- Work instructions: Update the data from the line that contains "nav-next-arrow[interactable]: › xyxy=(949,101,969,122)" through the line that contains "npay-badge: N 5% xyxy=(1080,848,1114,862)" by replacing "nav-market-item" with "market-tab" and leaving everything else the same. Return only those lines.

- Record extracts:

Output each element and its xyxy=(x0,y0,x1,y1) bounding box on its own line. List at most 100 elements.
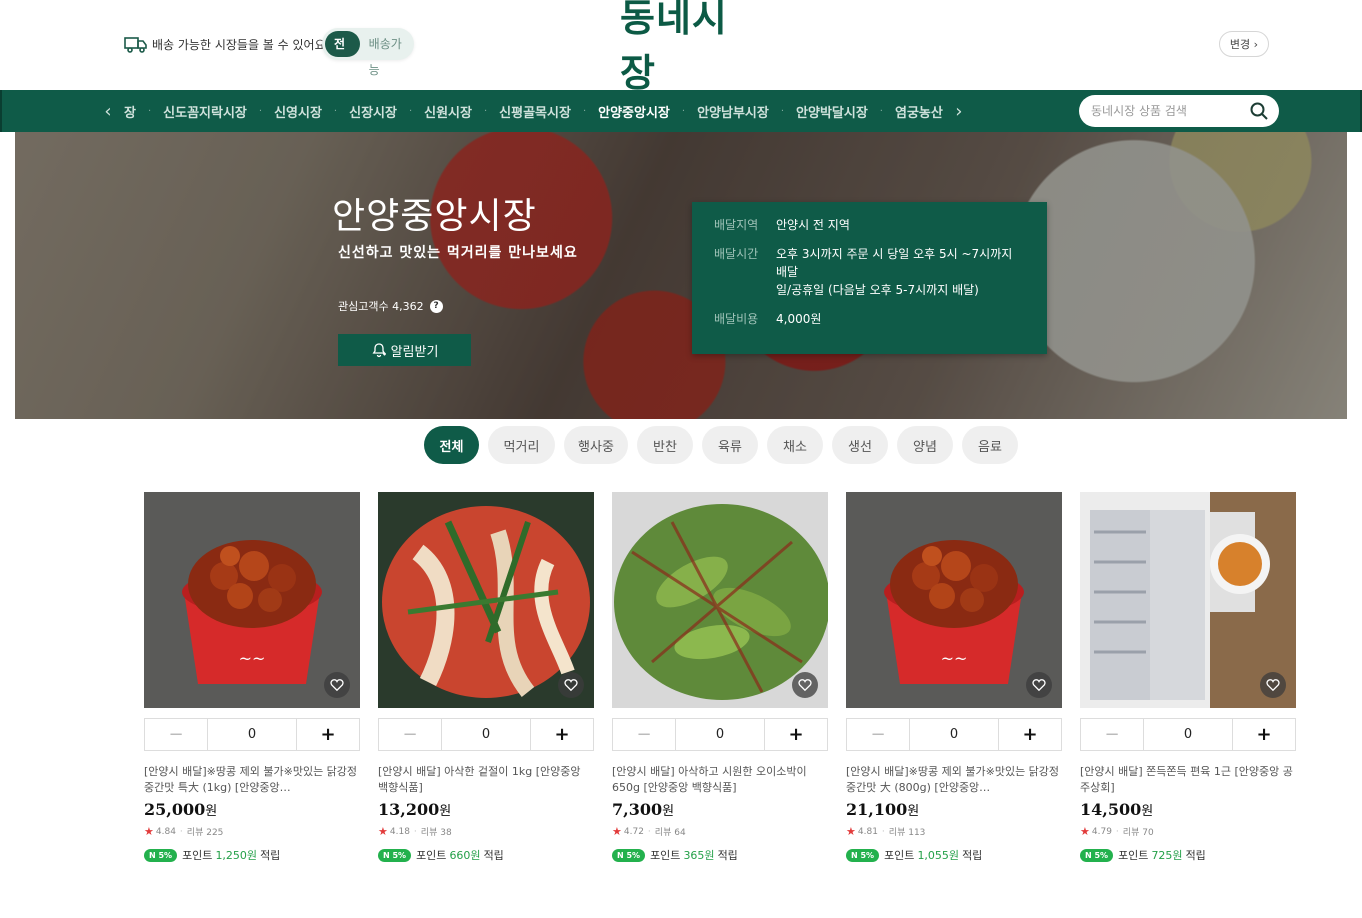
nav-next-arrow[interactable]: › xyxy=(949,101,969,122)
nav-market-item[interactable]: 신평골목시장 xyxy=(493,102,577,121)
nav-separator: · xyxy=(147,105,152,117)
delivery-area-label: 배달지역 xyxy=(714,218,759,232)
nav-market-item[interactable]: 신영시장 xyxy=(268,102,328,121)
npay-badge: N 5% xyxy=(1080,848,1114,862)
product-thumbnail[interactable] xyxy=(378,492,594,708)
category-chip[interactable]: 채소 xyxy=(767,426,823,464)
category-chip[interactable]: 행사중 xyxy=(564,426,628,464)
nav-prev-arrow[interactable]: ‹ xyxy=(98,101,118,122)
category-chip[interactable]: 전체 xyxy=(424,426,479,464)
nav-market-item[interactable]: 안양남부시장 xyxy=(691,102,775,121)
product-thumbnail[interactable]: ~~ xyxy=(144,492,360,708)
quantity-value[interactable]: 0 xyxy=(910,719,998,750)
nav-separator: · xyxy=(333,105,338,117)
npay-badge: N 5% xyxy=(612,848,646,862)
fans-count-label: 관심고객수 4,362 xyxy=(338,300,424,313)
delivery-time-label: 배달시간 xyxy=(714,247,759,261)
delivery-time-row: 배달시간 오후 3시까지 주문 시 당일 오후 5시 ~7시까지 배달 일/공휴… xyxy=(714,245,1025,299)
points-suffix: 적립 xyxy=(962,849,983,862)
category-chip[interactable]: 먹거리 xyxy=(488,426,555,464)
quantity-minus-button[interactable]: − xyxy=(145,719,208,750)
category-chip[interactable]: 육류 xyxy=(702,426,758,464)
product-name[interactable]: [안양시 배달] 아삭하고 시원한 오이소박이 650g [안양중앙 백향식품] xyxy=(612,764,828,796)
quantity-plus-button[interactable]: + xyxy=(764,719,827,750)
nav-market-item[interactable]: 신도꼼지락시장 xyxy=(157,102,253,121)
nav-separator: · xyxy=(681,105,686,117)
product-price: 14,500원 xyxy=(1080,800,1296,819)
product-name[interactable]: [안양시 배달] 아삭한 겉절이 1kg [안양중앙 백향식품] xyxy=(378,764,594,796)
toggle-all[interactable]: 전체 xyxy=(325,31,360,77)
market-filter-toggle[interactable]: 전체 배송가능 xyxy=(322,28,414,77)
quantity-plus-button[interactable]: + xyxy=(1232,719,1295,750)
product-thumbnail[interactable] xyxy=(612,492,828,708)
points-prefix: 포인트 xyxy=(416,849,447,862)
product-card[interactable]: ~~ −0 + [안양시 배달]※땅콩 제외 불가※맛있는 닭강정 중간맛 특大 (1… xyxy=(144,492,360,863)
help-icon[interactable]: ? xyxy=(429,299,443,313)
nav-separator: · xyxy=(582,105,587,117)
quantity-plus-button[interactable]: + xyxy=(296,719,359,750)
nav-market-item[interactable]: 장 xyxy=(118,102,142,121)
nav-market-item[interactable]: 신장시장 xyxy=(343,102,403,121)
category-chip[interactable]: 생선 xyxy=(832,426,888,464)
search-icon[interactable] xyxy=(1249,101,1269,121)
delivery-note-text: 배송 가능한 시장들을 볼 수 있어요. xyxy=(152,37,330,52)
delivery-area-row: 배달지역 안양시 전 지역 xyxy=(714,216,1025,234)
wishlist-heart-icon[interactable] xyxy=(1026,672,1052,698)
review-count: 리뷰 64 xyxy=(654,828,686,838)
quantity-minus-button[interactable]: − xyxy=(613,719,676,750)
product-thumbnail[interactable] xyxy=(1080,492,1296,708)
wishlist-heart-icon[interactable] xyxy=(558,672,584,698)
product-card[interactable]: −0 + [안양시 배달] 쫀득쫀득 편육 1근 [안양중앙 공주상회] 14,500… xyxy=(1080,492,1296,863)
quantity-plus-button[interactable]: + xyxy=(998,719,1061,750)
alert-subscribe-button[interactable]: 알림받기 xyxy=(338,334,471,366)
search-box[interactable] xyxy=(1079,95,1279,127)
product-card[interactable]: ~~ −0 + [안양시 배달]※땅콩 제외 불가※맛있는 닭강정 중간맛 大 (80… xyxy=(846,492,1062,863)
svg-text:~~: ~~ xyxy=(239,649,266,668)
product-card[interactable]: −0 + [안양시 배달] 아삭하고 시원한 오이소박이 650g [안양중앙 백향… xyxy=(612,492,828,863)
quantity-minus-button[interactable]: − xyxy=(1081,719,1144,750)
star-icon: ★ xyxy=(612,825,622,838)
nav-separator: · xyxy=(780,105,785,117)
price-currency: 원 xyxy=(662,804,675,819)
points-prefix: 포인트 xyxy=(182,849,213,862)
nav-market-item[interactable]: 안양중앙시장 xyxy=(592,102,676,121)
category-chip[interactable]: 양념 xyxy=(897,426,953,464)
logo[interactable]: 동네시장 xyxy=(620,0,760,95)
category-chip[interactable]: 음료 xyxy=(962,426,1018,464)
quantity-minus-button[interactable]: − xyxy=(379,719,442,750)
product-name[interactable]: [안양시 배달]※땅콩 제외 불가※맛있는 닭강정 중간맛 大 (800g) [… xyxy=(846,764,1062,796)
product-card[interactable]: −0 + [안양시 배달] 아삭한 겉절이 1kg [안양중앙 백향식품] 13,20… xyxy=(378,492,594,863)
quantity-value[interactable]: 0 xyxy=(442,719,530,750)
nav-market-item[interactable]: 신원시장 xyxy=(418,102,478,121)
delivery-info-box: 배달지역 안양시 전 지역 배달시간 오후 3시까지 주문 시 당일 오후 5시… xyxy=(692,202,1047,354)
search-input[interactable] xyxy=(1091,104,1241,118)
wishlist-heart-icon[interactable] xyxy=(324,672,350,698)
nav-market-item[interactable]: 안양박달시장 xyxy=(790,102,874,121)
points-value: 1,250원 xyxy=(215,849,258,862)
quantity-minus-button[interactable]: − xyxy=(847,719,910,750)
quantity-value[interactable]: 0 xyxy=(208,719,296,750)
points-value: 660원 xyxy=(449,849,481,862)
fans-count: 관심고객수 4,362 ? xyxy=(338,298,443,314)
quantity-plus-button[interactable]: + xyxy=(530,719,593,750)
product-rating: ★ 4.72 · 리뷰 64 xyxy=(612,825,828,838)
toggle-deliverable[interactable]: 배송가능 xyxy=(360,31,411,77)
product-name[interactable]: [안양시 배달] 쫀득쫀득 편육 1근 [안양중앙 공주상회] xyxy=(1080,764,1296,796)
heart-icon xyxy=(798,679,812,692)
truck-icon xyxy=(124,37,147,53)
product-thumbnail[interactable]: ~~ xyxy=(846,492,1062,708)
quantity-stepper: −0 + xyxy=(378,718,594,751)
category-chip[interactable]: 반찬 xyxy=(637,426,693,464)
product-name[interactable]: [안양시 배달]※땅콩 제외 불가※맛있는 닭강정 중간맛 특大 (1kg) [… xyxy=(144,764,360,796)
quantity-value[interactable]: 0 xyxy=(1144,719,1232,750)
wishlist-heart-icon[interactable] xyxy=(792,672,818,698)
quantity-value[interactable]: 0 xyxy=(676,719,764,750)
star-icon: ★ xyxy=(846,825,856,838)
product-list: ~~ −0 + [안양시 배달]※땅콩 제외 불가※맛있는 닭강정 중간맛 특大 (1… xyxy=(144,492,1296,863)
nav-market-item[interactable]: 염궁농산 xyxy=(889,102,949,121)
review-count: 리뷰 70 xyxy=(1122,828,1154,838)
delivery-cost-label: 배달비용 xyxy=(714,312,759,326)
change-button[interactable]: 변경 › xyxy=(1219,31,1269,57)
wishlist-heart-icon[interactable] xyxy=(1260,672,1286,698)
market-nav-list: ‹ 장 · 신도꼼지락시장 · 신영시장 · 신장시장 · 신원시장 · 신평골목시장 · 안양중앙시장… xyxy=(98,90,1060,132)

- Task response:
nav-next-arrow[interactable]: › xyxy=(949,101,969,122)
market-tab[interactable]: 신평골목시장 xyxy=(493,102,577,121)
nav-separator: · xyxy=(147,105,152,117)
delivery-area-label: 배달지역 xyxy=(714,218,759,232)
market-tab[interactable]: 신영시장 xyxy=(268,102,328,121)
npay-badge: N 5% xyxy=(1080,848,1114,862)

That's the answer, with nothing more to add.